━━ Выбранный текст ━━
Он снимал, снимал и снимал. Изучать хаос – дело неблагодарное. Точнее – не имеющее конца. День за днём нажимая на спуск своей «Лейки», Виногранд создавал коллекцию фрагментов. Счёт шел на сотни тысяч. Но любая организация этого материала казалась Виногранду искусственной, фальшивой, поскольку организация – это нарратив, то есть рассказ, то есть сюжет, и значит – оценка. Но как можно оценивать, что хорошо, а что плохо, что правда, а что – ложь, если не знаешь этого сам?
Нельзя сказать, что он не делал попыток выбраться из-под этой горы фотографий.
В 1963 году Виногранд подал заявку на Гугенхеймовский грант. Он задумал проект, который должен был бы вылиться в какую-то традиционную форму:
«Я смотрю на свои фотографии, и мне начинает казаться, что всё это не имеет никакого значения – наши чувства, кто мы такие и в кого мы превратились.
Наши стремления, как и наши успехи, – жалки и мелочны. Я читаю газетные новости, статьи, книги, листаю журналы. Это мир иллюзий и фантазий, словно мы потеряли себя, а бомба просто доведёт дело до конца, – но всё это не имеет значения, потому что мы не любим жизнь.
Таков мой вывод, но смириться я с этим выводом не могу, и я должен продолжать своё фотографическое расследование. Это и есть мой проект».
Закончилось это фотографическое расследование привычным образом. Поездка по Америке, 550 катушек плёнки (без малого 20 тысяч кадров), 1000 рабочих отпечатков, из которых 50 попали на выставки либо были использованы в каких-то публикациях. И это всё.
Гарри Виногранд боялся выбора. Если намечалась выставка, он притаскивал куратору ворох отпечатков – выбирайте сами. Освобождая свою нью-йоркскую квартиру, Виногранд сложил в коробки 16 тысяч отпечатков и подарил их университету Аризоны (Center for Creative Photography). А на почтительное приглашение приехать и помочь в разборе и классификации этих отпечатков ответил отказом.
Виногранд готов был задавать вопросы, но не был готов давать ответы. Он знал, как разобрать жизнь на мельчайшие фрагменты, но не понимал, как из этих элементов можно собрать что-нибудь живое.
━━━
━━ Фрагменты набора данных ━━
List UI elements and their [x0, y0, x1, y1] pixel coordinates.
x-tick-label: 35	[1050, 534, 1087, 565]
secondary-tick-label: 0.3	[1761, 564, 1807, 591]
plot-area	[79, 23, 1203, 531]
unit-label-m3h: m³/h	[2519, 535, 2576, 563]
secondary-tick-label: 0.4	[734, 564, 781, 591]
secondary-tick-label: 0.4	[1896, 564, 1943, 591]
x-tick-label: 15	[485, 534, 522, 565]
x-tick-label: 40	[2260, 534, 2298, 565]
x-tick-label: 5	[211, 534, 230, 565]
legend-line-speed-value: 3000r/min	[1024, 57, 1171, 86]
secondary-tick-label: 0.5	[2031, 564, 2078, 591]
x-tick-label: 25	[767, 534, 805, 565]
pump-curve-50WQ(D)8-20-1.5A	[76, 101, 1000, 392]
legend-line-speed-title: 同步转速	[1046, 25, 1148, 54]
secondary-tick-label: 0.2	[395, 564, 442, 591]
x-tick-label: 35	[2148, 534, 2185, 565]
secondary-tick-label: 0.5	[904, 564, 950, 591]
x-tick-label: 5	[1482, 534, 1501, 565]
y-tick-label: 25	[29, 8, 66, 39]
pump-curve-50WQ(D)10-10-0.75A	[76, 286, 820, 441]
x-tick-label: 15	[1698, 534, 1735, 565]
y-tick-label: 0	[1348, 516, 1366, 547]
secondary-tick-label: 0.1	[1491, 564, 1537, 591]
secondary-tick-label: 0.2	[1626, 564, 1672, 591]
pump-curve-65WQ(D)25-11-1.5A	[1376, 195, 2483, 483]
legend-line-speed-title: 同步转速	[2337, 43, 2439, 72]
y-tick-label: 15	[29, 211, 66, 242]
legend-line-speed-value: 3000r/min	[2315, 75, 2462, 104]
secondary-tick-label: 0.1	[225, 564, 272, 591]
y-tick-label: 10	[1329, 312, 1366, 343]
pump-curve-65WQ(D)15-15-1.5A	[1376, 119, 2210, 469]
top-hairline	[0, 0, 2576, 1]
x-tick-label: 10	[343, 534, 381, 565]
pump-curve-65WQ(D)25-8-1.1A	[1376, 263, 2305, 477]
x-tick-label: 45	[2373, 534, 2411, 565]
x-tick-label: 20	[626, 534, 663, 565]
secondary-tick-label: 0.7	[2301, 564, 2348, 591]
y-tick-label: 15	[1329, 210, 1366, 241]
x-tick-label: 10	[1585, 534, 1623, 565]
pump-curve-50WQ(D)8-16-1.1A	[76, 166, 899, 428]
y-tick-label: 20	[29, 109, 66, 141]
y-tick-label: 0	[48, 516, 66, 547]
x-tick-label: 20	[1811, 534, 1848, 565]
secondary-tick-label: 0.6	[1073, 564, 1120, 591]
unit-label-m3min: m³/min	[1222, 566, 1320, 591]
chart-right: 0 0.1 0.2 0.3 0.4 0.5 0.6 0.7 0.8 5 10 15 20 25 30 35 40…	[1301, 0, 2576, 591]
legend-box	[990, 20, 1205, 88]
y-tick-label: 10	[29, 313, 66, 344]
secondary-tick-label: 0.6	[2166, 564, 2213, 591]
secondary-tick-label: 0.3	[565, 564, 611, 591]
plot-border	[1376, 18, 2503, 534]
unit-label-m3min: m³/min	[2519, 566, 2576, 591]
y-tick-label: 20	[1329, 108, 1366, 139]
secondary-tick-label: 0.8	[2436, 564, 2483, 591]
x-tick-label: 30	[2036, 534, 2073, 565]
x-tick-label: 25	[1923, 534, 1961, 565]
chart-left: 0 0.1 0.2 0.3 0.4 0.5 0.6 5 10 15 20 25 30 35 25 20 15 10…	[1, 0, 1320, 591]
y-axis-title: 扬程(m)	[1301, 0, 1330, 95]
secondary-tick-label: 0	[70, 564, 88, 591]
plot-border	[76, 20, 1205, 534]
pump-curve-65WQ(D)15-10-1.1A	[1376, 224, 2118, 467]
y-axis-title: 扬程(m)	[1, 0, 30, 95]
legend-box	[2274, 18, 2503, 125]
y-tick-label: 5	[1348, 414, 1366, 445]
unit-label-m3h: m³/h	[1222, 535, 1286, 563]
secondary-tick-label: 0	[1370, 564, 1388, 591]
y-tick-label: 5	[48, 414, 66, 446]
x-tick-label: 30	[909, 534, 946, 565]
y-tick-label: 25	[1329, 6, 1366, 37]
━━━
### Задания
• A. Воспроизведите слово в слово отрывок из текста о Виногранде, начиная со слов «Нельзя сказать, что» и заканчивая словами «кого мы превратились.».
• B. Продублируйте без изменений строки записей от самого их начала до строки с «534, 230, 565]» включительно. Больше ничего не добавляйте.
Текст о Виногранде и записи — два самостоятельных материала, между собой не связанных.

### Ответы на задания
• A.
Нельзя сказать, что он не делал попыток выбраться из-под этой горы фотографий.
В 1963 году Виногранд подал заявку на Гугенхеймовский грант. Он задумал проект, который должен был бы вылиться в какую-то традиционную форму:
«Я смотрю на свои фотографии, и мне начинает казаться, что всё это не имеет никакого значения – наши чувства, кто мы такие и в кого мы превратились.

• B.
List UI elements and their [x0, y0, x1, y1] pixel coordinates.
x-tick-label: 35	[1050, 534, 1087, 565]
secondary-tick-label: 0.3	[1761, 564, 1807, 591]
plot-area	[79, 23, 1203, 531]
unit-label-m3h: m³/h	[2519, 535, 2576, 563]
secondary-tick-label: 0.4	[734, 564, 781, 591]
secondary-tick-label: 0.4	[1896, 564, 1943, 591]
x-tick-label: 15	[485, 534, 522, 565]
x-tick-label: 40	[2260, 534, 2298, 565]
x-tick-label: 5	[211, 534, 230, 565]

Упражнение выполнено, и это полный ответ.